======== Entries supplied
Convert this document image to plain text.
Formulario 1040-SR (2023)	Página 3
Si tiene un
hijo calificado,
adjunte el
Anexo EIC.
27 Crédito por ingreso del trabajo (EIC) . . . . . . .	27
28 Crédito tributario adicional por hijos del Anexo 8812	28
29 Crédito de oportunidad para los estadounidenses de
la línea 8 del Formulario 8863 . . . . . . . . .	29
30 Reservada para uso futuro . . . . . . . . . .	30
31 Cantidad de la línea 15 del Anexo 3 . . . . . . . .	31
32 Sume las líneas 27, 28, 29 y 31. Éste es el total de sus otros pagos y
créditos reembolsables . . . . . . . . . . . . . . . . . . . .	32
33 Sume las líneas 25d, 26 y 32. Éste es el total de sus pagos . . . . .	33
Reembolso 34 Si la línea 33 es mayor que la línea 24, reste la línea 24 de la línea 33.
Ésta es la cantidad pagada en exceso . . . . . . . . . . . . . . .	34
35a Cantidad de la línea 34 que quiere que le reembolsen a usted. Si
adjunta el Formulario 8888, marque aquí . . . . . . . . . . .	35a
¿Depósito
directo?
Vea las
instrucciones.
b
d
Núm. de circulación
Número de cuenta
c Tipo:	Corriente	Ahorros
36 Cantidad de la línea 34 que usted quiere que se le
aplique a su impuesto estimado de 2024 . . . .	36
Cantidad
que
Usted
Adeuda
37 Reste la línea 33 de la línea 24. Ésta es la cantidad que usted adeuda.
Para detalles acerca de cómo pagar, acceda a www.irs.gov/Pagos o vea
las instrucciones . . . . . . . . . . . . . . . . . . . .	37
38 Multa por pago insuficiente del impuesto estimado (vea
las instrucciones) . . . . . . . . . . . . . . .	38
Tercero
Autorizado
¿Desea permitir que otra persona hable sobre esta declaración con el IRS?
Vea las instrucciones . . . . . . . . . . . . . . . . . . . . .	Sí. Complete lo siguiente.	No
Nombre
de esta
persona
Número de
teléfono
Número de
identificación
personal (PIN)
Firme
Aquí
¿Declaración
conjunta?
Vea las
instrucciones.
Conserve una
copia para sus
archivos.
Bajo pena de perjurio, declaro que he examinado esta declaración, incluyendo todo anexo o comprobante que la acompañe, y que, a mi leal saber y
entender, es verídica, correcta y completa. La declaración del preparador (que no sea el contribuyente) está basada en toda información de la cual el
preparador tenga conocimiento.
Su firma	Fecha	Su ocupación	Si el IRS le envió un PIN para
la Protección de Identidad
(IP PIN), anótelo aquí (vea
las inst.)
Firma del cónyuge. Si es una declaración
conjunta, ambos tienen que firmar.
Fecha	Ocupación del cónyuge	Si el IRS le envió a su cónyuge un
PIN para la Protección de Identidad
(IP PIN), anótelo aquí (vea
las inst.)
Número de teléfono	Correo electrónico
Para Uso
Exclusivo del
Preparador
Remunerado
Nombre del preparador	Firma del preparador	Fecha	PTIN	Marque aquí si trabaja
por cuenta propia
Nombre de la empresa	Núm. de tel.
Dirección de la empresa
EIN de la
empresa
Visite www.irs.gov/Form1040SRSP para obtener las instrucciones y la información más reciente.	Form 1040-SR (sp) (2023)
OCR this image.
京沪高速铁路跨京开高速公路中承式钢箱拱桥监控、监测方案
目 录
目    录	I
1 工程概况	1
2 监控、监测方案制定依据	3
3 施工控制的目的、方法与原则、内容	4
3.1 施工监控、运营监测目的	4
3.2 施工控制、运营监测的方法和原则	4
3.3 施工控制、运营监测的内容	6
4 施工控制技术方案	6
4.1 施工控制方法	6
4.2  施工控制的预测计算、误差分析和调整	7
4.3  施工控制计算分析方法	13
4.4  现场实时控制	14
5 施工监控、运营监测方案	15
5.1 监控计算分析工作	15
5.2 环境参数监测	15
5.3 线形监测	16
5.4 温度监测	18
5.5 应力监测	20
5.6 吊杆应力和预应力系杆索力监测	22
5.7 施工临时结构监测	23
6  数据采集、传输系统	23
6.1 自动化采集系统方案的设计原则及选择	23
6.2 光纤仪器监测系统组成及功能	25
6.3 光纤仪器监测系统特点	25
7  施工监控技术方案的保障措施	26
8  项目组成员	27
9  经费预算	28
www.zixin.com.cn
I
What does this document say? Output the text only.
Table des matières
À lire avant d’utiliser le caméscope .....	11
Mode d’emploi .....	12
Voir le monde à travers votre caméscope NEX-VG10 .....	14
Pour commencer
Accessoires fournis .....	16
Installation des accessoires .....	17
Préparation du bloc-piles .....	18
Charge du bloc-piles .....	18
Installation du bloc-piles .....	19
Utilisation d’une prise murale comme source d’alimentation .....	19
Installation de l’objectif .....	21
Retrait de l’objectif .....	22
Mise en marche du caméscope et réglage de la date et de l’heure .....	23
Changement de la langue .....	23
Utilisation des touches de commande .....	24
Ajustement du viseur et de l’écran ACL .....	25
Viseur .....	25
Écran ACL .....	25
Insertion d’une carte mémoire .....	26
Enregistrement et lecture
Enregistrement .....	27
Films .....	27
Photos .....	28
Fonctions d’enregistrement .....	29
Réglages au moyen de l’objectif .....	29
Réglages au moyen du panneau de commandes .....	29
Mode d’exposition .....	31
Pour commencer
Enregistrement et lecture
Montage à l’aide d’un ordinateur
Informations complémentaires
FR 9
================
* [What you need to do]
Repeat every entry word for word.

* [Completed exercise]
Convert this document image to plain text.
Formulario 1040-SR (2023)	Página 3
Si tiene un
hijo calificado,
adjunte el
Anexo EIC.
27 Crédito por ingreso del trabajo (EIC) . . . . . . .	27
28 Crédito tributario adicional por hijos del Anexo 8812	28
29 Crédito de oportunidad para los estadounidenses de
la línea 8 del Formulario 8863 . . . . . . . . .	29
30 Reservada para uso futuro . . . . . . . . . .	30
31 Cantidad de la línea 15 del Anexo 3 . . . . . . . .	31
32 Sume las líneas 27, 28, 29 y 31. Éste es el total de sus otros pagos y
créditos reembolsables . . . . . . . . . . . . . . . . . . . .	32
33 Sume las líneas 25d, 26 y 32. Éste es el total de sus pagos . . . . .	33
Reembolso 34 Si la línea 33 es mayor que la línea 24, reste la línea 24 de la línea 33.
Ésta es la cantidad pagada en exceso . . . . . . . . . . . . . . .	34
35a Cantidad de la línea 34 que quiere que le reembolsen a usted. Si
adjunta el Formulario 8888, marque aquí . . . . . . . . . . .	35a
¿Depósito
directo?
Vea las
instrucciones.
b
d
Núm. de circulación
Número de cuenta
c Tipo:	Corriente	Ahorros
36 Cantidad de la línea 34 que usted quiere que se le
aplique a su impuesto estimado de 2024 . . . .	36
Cantidad
que
Usted
Adeuda
37 Reste la línea 33 de la línea 24. Ésta es la cantidad que usted adeuda.
Para detalles acerca de cómo pagar, acceda a www.irs.gov/Pagos o vea
las instrucciones . . . . . . . . . . . . . . . . . . . .	37
38 Multa por pago insuficiente del impuesto estimado (vea
las instrucciones) . . . . . . . . . . . . . . .	38
Tercero
Autorizado
¿Desea permitir que otra persona hable sobre esta declaración con el IRS?
Vea las instrucciones . . . . . . . . . . . . . . . . . . . . .	Sí. Complete lo siguiente.	No
Nombre
de esta
persona
Número de
teléfono
Número de
identificación
personal (PIN)
Firme
Aquí
¿Declaración
conjunta?
Vea las
instrucciones.
Conserve una
copia para sus
archivos.
Bajo pena de perjurio, declaro que he examinado esta declaración, incluyendo todo anexo o comprobante que la acompañe, y que, a mi leal saber y
entender, es verídica, correcta y completa. La declaración del preparador (que no sea el contribuyente) está basada en toda información de la cual el
preparador tenga conocimiento.
Su firma	Fecha	Su ocupación	Si el IRS le envió un PIN para
la Protección de Identidad
(IP PIN), anótelo aquí (vea
las inst.)
Firma del cónyuge. Si es una declaración
conjunta, ambos tienen que firmar.
Fecha	Ocupación del cónyuge	Si el IRS le envió a su cónyuge un
PIN para la Protección de Identidad
(IP PIN), anótelo aquí (vea
las inst.)
Número de teléfono	Correo electrónico
Para Uso
Exclusivo del
Preparador
Remunerado
Nombre del preparador	Firma del preparador	Fecha	PTIN	Marque aquí si trabaja
por cuenta propia
Nombre de la empresa	Núm. de tel.
Dirección de la empresa
EIN de la
empresa
Visite www.irs.gov/Form1040SRSP para obtener las instrucciones y la información más reciente.	Form 1040-SR (sp) (2023)
OCR this image.
京沪高速铁路跨京开高速公路中承式钢箱拱桥监控、监测方案
目 录
目    录	I
1 工程概况	1
2 监控、监测方案制定依据	3
3 施工控制的目的、方法与原则、内容	4
3.1 施工监控、运营监测目的	4
3.2 施工控制、运营监测的方法和原则	4
3.3 施工控制、运营监测的内容	6
4 施工控制技术方案	6
4.1 施工控制方法	6
4.2  施工控制的预测计算、误差分析和调整	7
4.3  施工控制计算分析方法	13
4.4  现场实时控制	14
5 施工监控、运营监测方案	15
5.1 监控计算分析工作	15
5.2 环境参数监测	15
5.3 线形监测	16
5.4 温度监测	18
5.5 应力监测	20
5.6 吊杆应力和预应力系杆索力监测	22
5.7 施工临时结构监测	23
6  数据采集、传输系统	23
6.1 自动化采集系统方案的设计原则及选择	23
6.2 光纤仪器监测系统组成及功能	25
6.3 光纤仪器监测系统特点	25
7  施工监控技术方案的保障措施	26
8  项目组成员	27
9  经费预算	28
www.zixin.com.cn
I
What does this document say? Output the text only.
Table des matières
À lire avant d’utiliser le caméscope .....	11
Mode d’emploi .....	12
Voir le monde à travers votre caméscope NEX-VG10 .....	14
Pour commencer
Accessoires fournis .....	16
Installation des accessoires .....	17
Préparation du bloc-piles .....	18
Charge du bloc-piles .....	18
Installation du bloc-piles .....	19
Utilisation d’une prise murale comme source d’alimentation .....	19
Installation de l’objectif .....	21
Retrait de l’objectif .....	22
Mise en marche du caméscope et réglage de la date et de l’heure .....	23
Changement de la langue .....	23
Utilisation des touches de commande .....	24
Ajustement du viseur et de l’écran ACL .....	25
Viseur .....	25
Écran ACL .....	25
Insertion d’une carte mémoire .....	26
Enregistrement et lecture
Enregistrement .....	27
Films .....	27
Photos .....	28
Fonctions d’enregistrement .....	29
Réglages au moyen de l’objectif .....	29
Réglages au moyen du panneau de commandes .....	29
Mode d’exposition .....	31
Pour commencer
Enregistrement et lecture
Montage à l’aide d’un ordinateur
Informations complémentaires
FR 9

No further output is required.